## Exercise objective:
Every line below is to be copied exactly, with the pictures left out.

## Extracted records:
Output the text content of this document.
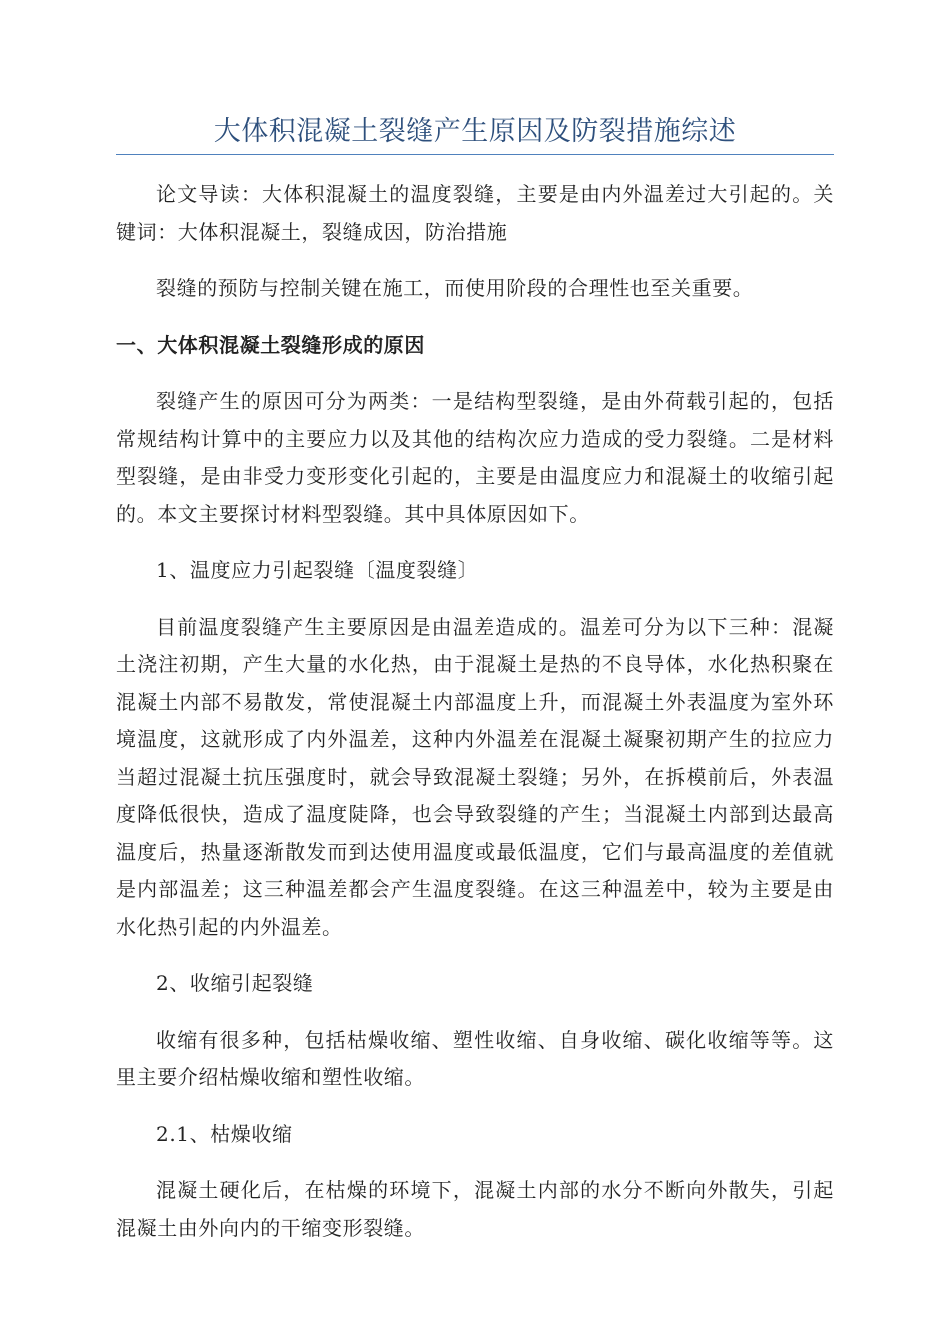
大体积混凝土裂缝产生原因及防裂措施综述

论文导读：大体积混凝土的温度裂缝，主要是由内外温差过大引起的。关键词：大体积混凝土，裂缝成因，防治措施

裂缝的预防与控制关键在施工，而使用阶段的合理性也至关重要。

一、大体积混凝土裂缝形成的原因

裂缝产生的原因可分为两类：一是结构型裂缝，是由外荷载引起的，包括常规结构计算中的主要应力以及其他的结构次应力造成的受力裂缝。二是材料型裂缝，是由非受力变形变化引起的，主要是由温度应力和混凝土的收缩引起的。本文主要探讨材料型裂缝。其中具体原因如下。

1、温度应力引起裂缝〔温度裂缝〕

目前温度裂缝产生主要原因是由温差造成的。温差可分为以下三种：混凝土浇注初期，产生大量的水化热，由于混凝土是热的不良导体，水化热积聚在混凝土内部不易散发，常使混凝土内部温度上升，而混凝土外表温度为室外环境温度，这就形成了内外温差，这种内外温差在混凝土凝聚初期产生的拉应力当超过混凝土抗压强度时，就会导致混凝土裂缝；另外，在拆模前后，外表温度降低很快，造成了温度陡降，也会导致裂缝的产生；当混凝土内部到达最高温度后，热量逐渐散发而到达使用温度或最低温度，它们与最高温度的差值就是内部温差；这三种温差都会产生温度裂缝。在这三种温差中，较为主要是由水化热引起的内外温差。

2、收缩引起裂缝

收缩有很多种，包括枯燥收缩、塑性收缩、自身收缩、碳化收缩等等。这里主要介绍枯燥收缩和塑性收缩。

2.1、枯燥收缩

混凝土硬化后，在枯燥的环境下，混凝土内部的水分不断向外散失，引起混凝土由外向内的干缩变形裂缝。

## Answer to this exercise:
Output the text content of this document.
大体积混凝土裂缝产生原因及防裂措施综述

论文导读：大体积混凝土的温度裂缝，主要是由内外温差过大引起的。关键词：大体积混凝土，裂缝成因，防治措施

裂缝的预防与控制关键在施工，而使用阶段的合理性也至关重要。

一、大体积混凝土裂缝形成的原因

裂缝产生的原因可分为两类：一是结构型裂缝，是由外荷载引起的，包括常规结构计算中的主要应力以及其他的结构次应力造成的受力裂缝。二是材料型裂缝，是由非受力变形变化引起的，主要是由温度应力和混凝土的收缩引起的。本文主要探讨材料型裂缝。其中具体原因如下。

1、温度应力引起裂缝〔温度裂缝〕

目前温度裂缝产生主要原因是由温差造成的。温差可分为以下三种：混凝土浇注初期，产生大量的水化热，由于混凝土是热的不良导体，水化热积聚在混凝土内部不易散发，常使混凝土内部温度上升，而混凝土外表温度为室外环境温度，这就形成了内外温差，这种内外温差在混凝土凝聚初期产生的拉应力当超过混凝土抗压强度时，就会导致混凝土裂缝；另外，在拆模前后，外表温度降低很快，造成了温度陡降，也会导致裂缝的产生；当混凝土内部到达最高温度后，热量逐渐散发而到达使用温度或最低温度，它们与最高温度的差值就是内部温差；这三种温差都会产生温度裂缝。在这三种温差中，较为主要是由水化热引起的内外温差。

2、收缩引起裂缝

收缩有很多种，包括枯燥收缩、塑性收缩、自身收缩、碳化收缩等等。这里主要介绍枯燥收缩和塑性收缩。

2.1、枯燥收缩

混凝土硬化后，在枯燥的环境下，混凝土内部的水分不断向外散失，引起混凝土由外向内的干缩变形裂缝。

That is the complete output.